_What you are asked to do_
Pull every line holding the string "name" from the records below.

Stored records
--------------------

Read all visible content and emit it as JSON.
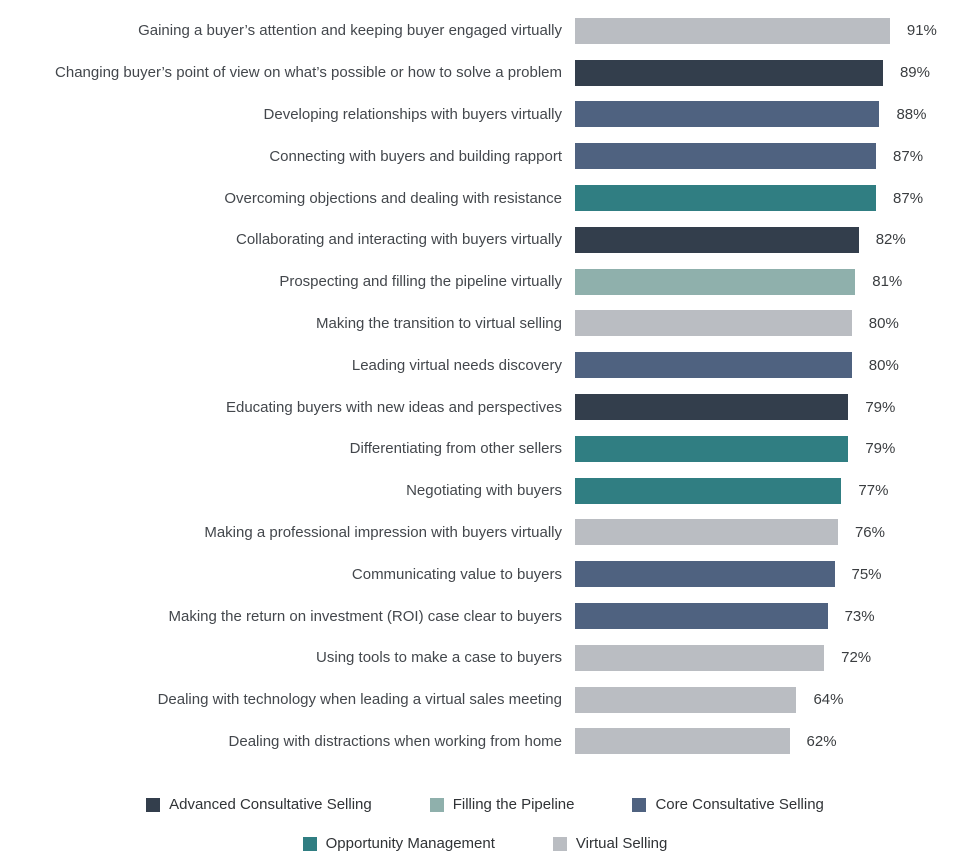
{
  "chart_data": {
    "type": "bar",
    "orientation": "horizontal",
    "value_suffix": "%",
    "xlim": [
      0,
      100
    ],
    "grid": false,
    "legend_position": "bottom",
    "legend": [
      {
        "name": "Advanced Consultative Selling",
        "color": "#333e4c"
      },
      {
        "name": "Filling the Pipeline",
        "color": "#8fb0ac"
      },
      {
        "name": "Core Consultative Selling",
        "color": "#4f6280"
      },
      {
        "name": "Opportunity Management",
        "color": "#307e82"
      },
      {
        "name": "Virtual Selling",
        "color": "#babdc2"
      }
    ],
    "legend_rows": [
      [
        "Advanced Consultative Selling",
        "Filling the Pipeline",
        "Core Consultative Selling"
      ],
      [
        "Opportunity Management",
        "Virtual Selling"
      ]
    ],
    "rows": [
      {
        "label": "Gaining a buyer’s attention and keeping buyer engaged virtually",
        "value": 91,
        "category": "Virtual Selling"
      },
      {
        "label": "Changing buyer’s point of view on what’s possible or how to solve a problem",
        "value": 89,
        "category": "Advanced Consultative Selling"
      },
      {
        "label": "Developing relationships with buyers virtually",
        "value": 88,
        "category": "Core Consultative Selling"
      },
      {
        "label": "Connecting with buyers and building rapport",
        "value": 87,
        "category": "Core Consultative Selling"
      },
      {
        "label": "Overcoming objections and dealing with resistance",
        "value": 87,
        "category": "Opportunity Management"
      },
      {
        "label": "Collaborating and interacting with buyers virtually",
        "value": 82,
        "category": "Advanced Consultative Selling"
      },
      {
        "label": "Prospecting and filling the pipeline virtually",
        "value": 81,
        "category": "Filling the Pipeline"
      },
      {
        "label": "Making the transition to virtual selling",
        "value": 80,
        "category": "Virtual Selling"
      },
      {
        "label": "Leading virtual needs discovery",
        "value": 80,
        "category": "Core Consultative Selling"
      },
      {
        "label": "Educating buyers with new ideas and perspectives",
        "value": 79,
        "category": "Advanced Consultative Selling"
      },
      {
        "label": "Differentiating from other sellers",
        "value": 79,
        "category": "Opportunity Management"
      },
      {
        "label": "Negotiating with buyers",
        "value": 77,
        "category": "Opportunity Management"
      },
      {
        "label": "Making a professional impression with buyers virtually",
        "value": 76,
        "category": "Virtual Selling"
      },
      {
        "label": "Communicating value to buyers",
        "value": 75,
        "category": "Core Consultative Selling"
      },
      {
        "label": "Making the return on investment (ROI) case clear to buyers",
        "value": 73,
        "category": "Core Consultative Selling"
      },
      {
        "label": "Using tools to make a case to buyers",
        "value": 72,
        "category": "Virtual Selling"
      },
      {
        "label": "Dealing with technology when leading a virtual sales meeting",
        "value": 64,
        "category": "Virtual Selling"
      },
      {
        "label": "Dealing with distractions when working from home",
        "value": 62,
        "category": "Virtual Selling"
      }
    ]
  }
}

--------------------

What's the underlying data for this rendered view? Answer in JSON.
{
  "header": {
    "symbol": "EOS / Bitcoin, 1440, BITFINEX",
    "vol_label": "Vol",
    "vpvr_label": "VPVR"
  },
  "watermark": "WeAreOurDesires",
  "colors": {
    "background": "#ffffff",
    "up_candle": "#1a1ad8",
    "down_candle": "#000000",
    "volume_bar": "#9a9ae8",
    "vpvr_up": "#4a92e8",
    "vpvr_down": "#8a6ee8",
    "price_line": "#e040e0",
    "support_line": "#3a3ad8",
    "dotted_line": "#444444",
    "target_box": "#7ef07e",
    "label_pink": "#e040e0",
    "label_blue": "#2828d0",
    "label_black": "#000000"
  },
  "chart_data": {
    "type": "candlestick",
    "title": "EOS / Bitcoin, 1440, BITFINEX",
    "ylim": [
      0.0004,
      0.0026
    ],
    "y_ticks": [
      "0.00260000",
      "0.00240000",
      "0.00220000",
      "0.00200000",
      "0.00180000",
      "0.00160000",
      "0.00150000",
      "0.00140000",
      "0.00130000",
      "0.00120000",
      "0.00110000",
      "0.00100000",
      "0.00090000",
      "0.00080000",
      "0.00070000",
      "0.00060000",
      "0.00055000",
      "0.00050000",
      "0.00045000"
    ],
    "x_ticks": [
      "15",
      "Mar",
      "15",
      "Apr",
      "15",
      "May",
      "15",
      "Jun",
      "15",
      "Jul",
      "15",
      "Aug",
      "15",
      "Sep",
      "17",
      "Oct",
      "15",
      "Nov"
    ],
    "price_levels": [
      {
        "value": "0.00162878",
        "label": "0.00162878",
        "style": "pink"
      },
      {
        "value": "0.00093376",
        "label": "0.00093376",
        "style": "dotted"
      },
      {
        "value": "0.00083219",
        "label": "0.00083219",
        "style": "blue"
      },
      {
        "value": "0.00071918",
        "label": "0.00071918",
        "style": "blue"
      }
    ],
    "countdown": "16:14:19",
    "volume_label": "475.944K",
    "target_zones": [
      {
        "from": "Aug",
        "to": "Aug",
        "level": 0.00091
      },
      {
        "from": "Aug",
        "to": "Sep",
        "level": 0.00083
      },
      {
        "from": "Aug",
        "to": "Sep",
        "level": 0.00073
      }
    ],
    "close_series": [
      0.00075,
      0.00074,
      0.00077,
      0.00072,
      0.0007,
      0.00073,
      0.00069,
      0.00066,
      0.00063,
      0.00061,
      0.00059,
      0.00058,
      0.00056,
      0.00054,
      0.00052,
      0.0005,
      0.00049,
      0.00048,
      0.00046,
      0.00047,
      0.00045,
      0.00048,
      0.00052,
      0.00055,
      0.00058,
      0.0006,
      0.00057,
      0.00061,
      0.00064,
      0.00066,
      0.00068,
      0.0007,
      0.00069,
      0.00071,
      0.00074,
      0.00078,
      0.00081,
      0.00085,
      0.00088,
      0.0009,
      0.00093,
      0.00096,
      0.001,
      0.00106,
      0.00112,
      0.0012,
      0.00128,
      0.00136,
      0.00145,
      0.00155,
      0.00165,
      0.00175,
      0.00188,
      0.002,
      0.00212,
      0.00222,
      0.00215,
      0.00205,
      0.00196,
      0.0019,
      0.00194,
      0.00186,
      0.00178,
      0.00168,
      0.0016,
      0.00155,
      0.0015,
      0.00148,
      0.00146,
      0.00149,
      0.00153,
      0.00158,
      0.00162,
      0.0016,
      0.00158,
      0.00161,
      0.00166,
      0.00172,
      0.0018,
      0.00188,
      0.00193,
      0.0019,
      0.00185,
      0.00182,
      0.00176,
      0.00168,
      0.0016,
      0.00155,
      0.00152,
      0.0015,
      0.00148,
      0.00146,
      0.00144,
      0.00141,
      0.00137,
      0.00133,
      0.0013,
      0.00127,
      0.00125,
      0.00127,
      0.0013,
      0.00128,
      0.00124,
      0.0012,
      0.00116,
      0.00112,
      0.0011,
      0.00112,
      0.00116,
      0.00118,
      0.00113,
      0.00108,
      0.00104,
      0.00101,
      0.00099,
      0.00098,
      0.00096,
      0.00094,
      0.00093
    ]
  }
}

--------------------

_Final answer_
        "name": "Advanced Consultative Selling",
        "name": "Filling the Pipeline",
        "name": "Core Consultative Selling",
        "name": "Opportunity Management",
        "name": "Virtual Selling",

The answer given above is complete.